Items from a dataset:
—————
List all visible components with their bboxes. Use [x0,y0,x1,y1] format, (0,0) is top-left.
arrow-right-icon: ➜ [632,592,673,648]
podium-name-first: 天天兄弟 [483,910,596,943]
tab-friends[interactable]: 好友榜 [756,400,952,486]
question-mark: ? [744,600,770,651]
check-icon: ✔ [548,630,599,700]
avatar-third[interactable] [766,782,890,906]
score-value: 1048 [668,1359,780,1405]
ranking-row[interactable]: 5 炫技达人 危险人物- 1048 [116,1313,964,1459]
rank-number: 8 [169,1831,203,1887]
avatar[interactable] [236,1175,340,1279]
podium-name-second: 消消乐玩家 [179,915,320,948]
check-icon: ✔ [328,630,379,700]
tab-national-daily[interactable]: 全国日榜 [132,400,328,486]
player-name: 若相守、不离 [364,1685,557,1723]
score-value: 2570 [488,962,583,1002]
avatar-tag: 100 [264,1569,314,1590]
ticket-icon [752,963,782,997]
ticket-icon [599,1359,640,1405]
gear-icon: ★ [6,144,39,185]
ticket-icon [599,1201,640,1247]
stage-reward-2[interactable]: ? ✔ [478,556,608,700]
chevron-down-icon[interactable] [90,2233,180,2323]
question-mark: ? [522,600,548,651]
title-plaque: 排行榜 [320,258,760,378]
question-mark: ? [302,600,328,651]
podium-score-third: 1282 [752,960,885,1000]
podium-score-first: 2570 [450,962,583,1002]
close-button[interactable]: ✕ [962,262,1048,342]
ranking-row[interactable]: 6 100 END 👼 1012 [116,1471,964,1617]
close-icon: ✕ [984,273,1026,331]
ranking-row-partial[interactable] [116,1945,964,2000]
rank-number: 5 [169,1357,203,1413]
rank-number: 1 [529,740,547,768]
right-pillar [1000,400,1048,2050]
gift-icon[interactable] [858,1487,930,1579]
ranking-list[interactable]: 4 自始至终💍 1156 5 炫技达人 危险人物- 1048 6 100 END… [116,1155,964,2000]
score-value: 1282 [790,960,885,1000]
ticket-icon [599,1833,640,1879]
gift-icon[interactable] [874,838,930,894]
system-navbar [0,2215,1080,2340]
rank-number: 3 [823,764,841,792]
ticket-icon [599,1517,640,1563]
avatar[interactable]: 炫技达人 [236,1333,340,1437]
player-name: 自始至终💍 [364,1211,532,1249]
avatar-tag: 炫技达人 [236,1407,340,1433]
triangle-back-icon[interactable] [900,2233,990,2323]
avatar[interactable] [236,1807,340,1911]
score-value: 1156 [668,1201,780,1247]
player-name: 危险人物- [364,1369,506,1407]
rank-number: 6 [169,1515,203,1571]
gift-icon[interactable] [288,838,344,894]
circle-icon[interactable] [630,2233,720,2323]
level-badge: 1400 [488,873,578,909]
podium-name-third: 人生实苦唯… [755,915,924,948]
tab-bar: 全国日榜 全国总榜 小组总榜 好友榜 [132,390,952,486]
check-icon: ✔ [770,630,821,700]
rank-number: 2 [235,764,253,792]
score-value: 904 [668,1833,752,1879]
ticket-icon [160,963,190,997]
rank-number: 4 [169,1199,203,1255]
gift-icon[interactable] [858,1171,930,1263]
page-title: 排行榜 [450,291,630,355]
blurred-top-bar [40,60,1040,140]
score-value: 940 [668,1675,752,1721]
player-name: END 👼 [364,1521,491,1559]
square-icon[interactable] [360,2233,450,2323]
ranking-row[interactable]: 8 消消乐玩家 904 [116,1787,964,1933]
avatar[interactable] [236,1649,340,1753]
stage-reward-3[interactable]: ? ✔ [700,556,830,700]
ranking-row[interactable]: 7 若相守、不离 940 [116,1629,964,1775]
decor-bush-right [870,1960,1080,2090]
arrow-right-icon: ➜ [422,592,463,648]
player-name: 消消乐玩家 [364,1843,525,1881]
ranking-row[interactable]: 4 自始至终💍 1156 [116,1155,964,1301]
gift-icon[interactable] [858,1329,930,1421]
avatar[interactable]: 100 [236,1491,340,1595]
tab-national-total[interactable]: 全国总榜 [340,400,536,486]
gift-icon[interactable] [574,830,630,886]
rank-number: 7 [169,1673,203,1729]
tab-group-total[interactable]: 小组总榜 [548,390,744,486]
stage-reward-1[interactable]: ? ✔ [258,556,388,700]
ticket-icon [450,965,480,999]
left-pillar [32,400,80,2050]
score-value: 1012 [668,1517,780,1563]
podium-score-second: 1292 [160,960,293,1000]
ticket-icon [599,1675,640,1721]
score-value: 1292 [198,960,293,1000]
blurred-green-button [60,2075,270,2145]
—————
# SHORT TASK:
Rewrite all the records above with every "ticket-icon" renamed to "coupon-icon", leaving everything else as it is.

# REPLY TO THE EXERCISE:
List all visible components with their bboxes. Use [x0,y0,x1,y1] format, (0,0) is top-left.
arrow-right-icon: ➜ [632,592,673,648]
podium-name-first: 天天兄弟 [483,910,596,943]
tab-friends[interactable]: 好友榜 [756,400,952,486]
question-mark: ? [744,600,770,651]
check-icon: ✔ [548,630,599,700]
avatar-third[interactable] [766,782,890,906]
score-value: 1048 [668,1359,780,1405]
ranking-row[interactable]: 5 炫技达人 危险人物- 1048 [116,1313,964,1459]
rank-number: 8 [169,1831,203,1887]
avatar[interactable] [236,1175,340,1279]
podium-name-second: 消消乐玩家 [179,915,320,948]
check-icon: ✔ [328,630,379,700]
tab-national-daily[interactable]: 全国日榜 [132,400,328,486]
player-name: 若相守、不离 [364,1685,557,1723]
score-value: 2570 [488,962,583,1002]
avatar-tag: 100 [264,1569,314,1590]
coupon-icon [752,963,782,997]
coupon-icon [599,1359,640,1405]
gear-icon: ★ [6,144,39,185]
coupon-icon [599,1201,640,1247]
stage-reward-2[interactable]: ? ✔ [478,556,608,700]
chevron-down-icon[interactable] [90,2233,180,2323]
question-mark: ? [522,600,548,651]
title-plaque: 排行榜 [320,258,760,378]
question-mark: ? [302,600,328,651]
podium-score-third: 1282 [752,960,885,1000]
podium-score-first: 2570 [450,962,583,1002]
close-button[interactable]: ✕ [962,262,1048,342]
ranking-row[interactable]: 6 100 END 👼 1012 [116,1471,964,1617]
close-icon: ✕ [984,273,1026,331]
ranking-row-partial[interactable] [116,1945,964,2000]
rank-number: 5 [169,1357,203,1413]
rank-number: 1 [529,740,547,768]
right-pillar [1000,400,1048,2050]
gift-icon[interactable] [858,1487,930,1579]
ranking-list[interactable]: 4 自始至终💍 1156 5 炫技达人 危险人物- 1048 6 100 END… [116,1155,964,2000]
score-value: 1282 [790,960,885,1000]
coupon-icon [599,1833,640,1879]
gift-icon[interactable] [874,838,930,894]
system-navbar [0,2215,1080,2340]
rank-number: 3 [823,764,841,792]
coupon-icon [599,1517,640,1563]
avatar[interactable]: 炫技达人 [236,1333,340,1437]
player-name: 自始至终💍 [364,1211,532,1249]
avatar-tag: 炫技达人 [236,1407,340,1433]
triangle-back-icon[interactable] [900,2233,990,2323]
avatar[interactable] [236,1807,340,1911]
score-value: 1156 [668,1201,780,1247]
player-name: 危险人物- [364,1369,506,1407]
rank-number: 6 [169,1515,203,1571]
gift-icon[interactable] [288,838,344,894]
circle-icon[interactable] [630,2233,720,2323]
level-badge: 1400 [488,873,578,909]
podium-name-third: 人生实苦唯… [755,915,924,948]
tab-bar: 全国日榜 全国总榜 小组总榜 好友榜 [132,390,952,486]
check-icon: ✔ [770,630,821,700]
rank-number: 2 [235,764,253,792]
score-value: 904 [668,1833,752,1879]
coupon-icon [160,963,190,997]
rank-number: 4 [169,1199,203,1255]
gift-icon[interactable] [858,1171,930,1263]
page-title: 排行榜 [450,291,630,355]
blurred-top-bar [40,60,1040,140]
score-value: 940 [668,1675,752,1721]
player-name: END 👼 [364,1521,491,1559]
square-icon[interactable] [360,2233,450,2323]
ranking-row[interactable]: 8 消消乐玩家 904 [116,1787,964,1933]
avatar[interactable] [236,1649,340,1753]
stage-reward-3[interactable]: ? ✔ [700,556,830,700]
ranking-row[interactable]: 7 若相守、不离 940 [116,1629,964,1775]
decor-bush-right [870,1960,1080,2090]
arrow-right-icon: ➜ [422,592,463,648]
player-name: 消消乐玩家 [364,1843,525,1881]
ranking-row[interactable]: 4 自始至终💍 1156 [116,1155,964,1301]
gift-icon[interactable] [858,1329,930,1421]
avatar[interactable]: 100 [236,1491,340,1595]
tab-national-total[interactable]: 全国总榜 [340,400,536,486]
gift-icon[interactable] [574,830,630,886]
rank-number: 7 [169,1673,203,1729]
tab-group-total[interactable]: 小组总榜 [548,390,744,486]
stage-reward-1[interactable]: ? ✔ [258,556,388,700]
coupon-icon [450,965,480,999]
left-pillar [32,400,80,2050]
score-value: 1012 [668,1517,780,1563]
podium-score-second: 1292 [160,960,293,1000]
coupon-icon [599,1675,640,1721]
score-value: 1292 [198,960,293,1000]
blurred-green-button [60,2075,270,2145]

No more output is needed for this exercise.